Pictures stay out of the copy; set down each line of the listing below exactly.

● ● ● ● ● ● ●

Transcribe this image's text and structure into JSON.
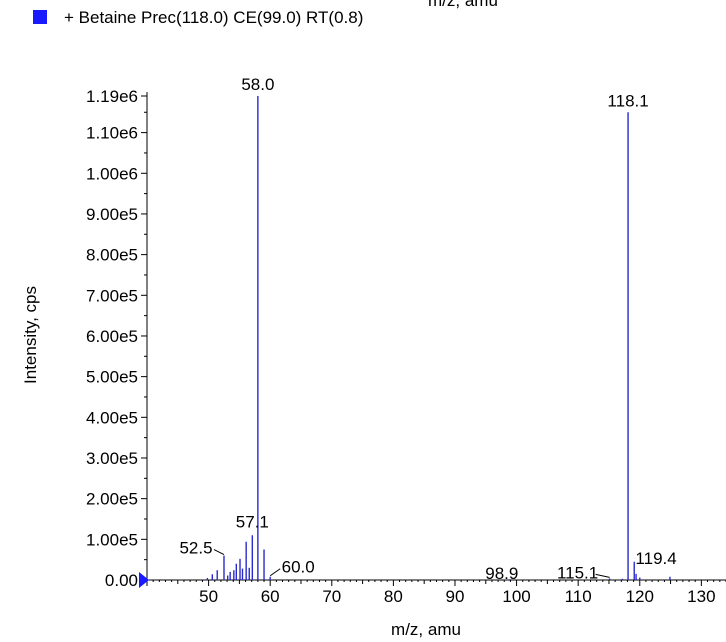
{
  "legend": {
    "top_text": "m/z, amu",
    "label": "+ Betaine Prec(118.0) CE(99.0) RT(0.8)",
    "swatch_color": "#1a1aff"
  },
  "chart_data": {
    "type": "bar",
    "xlabel": "m/z, amu",
    "ylabel": "Intensity, cps",
    "xlim": [
      40,
      134
    ],
    "ylim": [
      0,
      1190000
    ],
    "series_color": "#2a2acc",
    "x_ticks": [
      50,
      60,
      70,
      80,
      90,
      100,
      110,
      120,
      130
    ],
    "y_ticks": [
      {
        "value": 0,
        "label": "0.00"
      },
      {
        "value": 100000,
        "label": "1.00e5"
      },
      {
        "value": 200000,
        "label": "2.00e5"
      },
      {
        "value": 300000,
        "label": "3.00e5"
      },
      {
        "value": 400000,
        "label": "4.00e5"
      },
      {
        "value": 500000,
        "label": "5.00e5"
      },
      {
        "value": 600000,
        "label": "6.00e5"
      },
      {
        "value": 700000,
        "label": "7.00e5"
      },
      {
        "value": 800000,
        "label": "8.00e5"
      },
      {
        "value": 900000,
        "label": "9.00e5"
      },
      {
        "value": 1000000,
        "label": "1.00e6"
      },
      {
        "value": 1100000,
        "label": "1.10e6"
      },
      {
        "value": 1190000,
        "label": "1.19e6"
      }
    ],
    "peaks": [
      {
        "mz": 49.8,
        "intensity": 5000
      },
      {
        "mz": 50.6,
        "intensity": 14000
      },
      {
        "mz": 51.4,
        "intensity": 24000
      },
      {
        "mz": 52.5,
        "intensity": 60000
      },
      {
        "mz": 53.1,
        "intensity": 11000
      },
      {
        "mz": 53.5,
        "intensity": 20000
      },
      {
        "mz": 54.1,
        "intensity": 24000
      },
      {
        "mz": 54.5,
        "intensity": 40000
      },
      {
        "mz": 55.1,
        "intensity": 52000
      },
      {
        "mz": 55.5,
        "intensity": 28000
      },
      {
        "mz": 56.1,
        "intensity": 94000
      },
      {
        "mz": 56.6,
        "intensity": 30000
      },
      {
        "mz": 57.1,
        "intensity": 110000
      },
      {
        "mz": 58.0,
        "intensity": 1190000
      },
      {
        "mz": 59.0,
        "intensity": 75000
      },
      {
        "mz": 60.0,
        "intensity": 8000
      },
      {
        "mz": 98.9,
        "intensity": 2000
      },
      {
        "mz": 115.1,
        "intensity": 4000
      },
      {
        "mz": 117.2,
        "intensity": 3000
      },
      {
        "mz": 118.1,
        "intensity": 1150000
      },
      {
        "mz": 119.1,
        "intensity": 45000
      },
      {
        "mz": 119.4,
        "intensity": 15000
      },
      {
        "mz": 120.0,
        "intensity": 6000
      },
      {
        "mz": 124.9,
        "intensity": 8000
      }
    ],
    "annotations": [
      {
        "text": "58.0",
        "mz": 58.0,
        "intensity": 1190000
      },
      {
        "text": "118.1",
        "mz": 118.1,
        "intensity": 1150000
      },
      {
        "text": "57.1",
        "mz": 57.1,
        "intensity": 110000
      },
      {
        "text": "52.5",
        "mz": 52.5,
        "intensity": 60000
      },
      {
        "text": "119.4",
        "mz": 119.4,
        "intensity": 15000
      },
      {
        "text": "60.0",
        "mz": 60.0,
        "intensity": 8000
      },
      {
        "text": "98.9",
        "mz": 98.9,
        "intensity": 2000
      },
      {
        "text": "115.1",
        "mz": 115.1,
        "intensity": 4000
      }
    ],
    "marker_color": "#1a1aff"
  }
}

● ● ● ● ● ● ●

= Problem solution =
Transcribe this image's text and structure into JSON.
{
  "legend": {
    "top_text": "m/z, amu",
    "label": "+ Betaine Prec(118.0) CE(99.0) RT(0.8)",
    "swatch_color": "#1a1aff"
  },
  "chart_data": {
    "type": "bar",
    "xlabel": "m/z, amu",
    "ylabel": "Intensity, cps",
    "xlim": [
      40,
      134
    ],
    "ylim": [
      0,
      1190000
    ],
    "series_color": "#2a2acc",
    "x_ticks": [
      50,
      60,
      70,
      80,
      90,
      100,
      110,
      120,
      130
    ],
    "y_ticks": [
      {
        "value": 0,
        "label": "0.00"
      },
      {
        "value": 100000,
        "label": "1.00e5"
      },
      {
        "value": 200000,
        "label": "2.00e5"
      },
      {
        "value": 300000,
        "label": "3.00e5"
      },
      {
        "value": 400000,
        "label": "4.00e5"
      },
      {
        "value": 500000,
        "label": "5.00e5"
      },
      {
        "value": 600000,
        "label": "6.00e5"
      },
      {
        "value": 700000,
        "label": "7.00e5"
      },
      {
        "value": 800000,
        "label": "8.00e5"
      },
      {
        "value": 900000,
        "label": "9.00e5"
      },
      {
        "value": 1000000,
        "label": "1.00e6"
      },
      {
        "value": 1100000,
        "label": "1.10e6"
      },
      {
        "value": 1190000,
        "label": "1.19e6"
      }
    ],
    "peaks": [
      {
        "mz": 49.8,
        "intensity": 5000
      },
      {
        "mz": 50.6,
        "intensity": 14000
      },
      {
        "mz": 51.4,
        "intensity": 24000
      },
      {
        "mz": 52.5,
        "intensity": 60000
      },
      {
        "mz": 53.1,
        "intensity": 11000
      },
      {
        "mz": 53.5,
        "intensity": 20000
      },
      {
        "mz": 54.1,
        "intensity": 24000
      },
      {
        "mz": 54.5,
        "intensity": 40000
      },
      {
        "mz": 55.1,
        "intensity": 52000
      },
      {
        "mz": 55.5,
        "intensity": 28000
      },
      {
        "mz": 56.1,
        "intensity": 94000
      },
      {
        "mz": 56.6,
        "intensity": 30000
      },
      {
        "mz": 57.1,
        "intensity": 110000
      },
      {
        "mz": 58.0,
        "intensity": 1190000
      },
      {
        "mz": 59.0,
        "intensity": 75000
      },
      {
        "mz": 60.0,
        "intensity": 8000
      },
      {
        "mz": 98.9,
        "intensity": 2000
      },
      {
        "mz": 115.1,
        "intensity": 4000
      },
      {
        "mz": 117.2,
        "intensity": 3000
      },
      {
        "mz": 118.1,
        "intensity": 1150000
      },
      {
        "mz": 119.1,
        "intensity": 45000
      },
      {
        "mz": 119.4,
        "intensity": 15000
      },
      {
        "mz": 120.0,
        "intensity": 6000
      },
      {
        "mz": 124.9,
        "intensity": 8000
      }
    ],
    "annotations": [
      {
        "text": "58.0",
        "mz": 58.0,
        "intensity": 1190000
      },
      {
        "text": "118.1",
        "mz": 118.1,
        "intensity": 1150000
      },
      {
        "text": "57.1",
        "mz": 57.1,
        "intensity": 110000
      },
      {
        "text": "52.5",
        "mz": 52.5,
        "intensity": 60000
      },
      {
        "text": "119.4",
        "mz": 119.4,
        "intensity": 15000
      },
      {
        "text": "60.0",
        "mz": 60.0,
        "intensity": 8000
      },
      {
        "text": "98.9",
        "mz": 98.9,
        "intensity": 2000
      },
      {
        "text": "115.1",
        "mz": 115.1,
        "intensity": 4000
      }
    ],
    "marker_color": "#1a1aff"
  }
}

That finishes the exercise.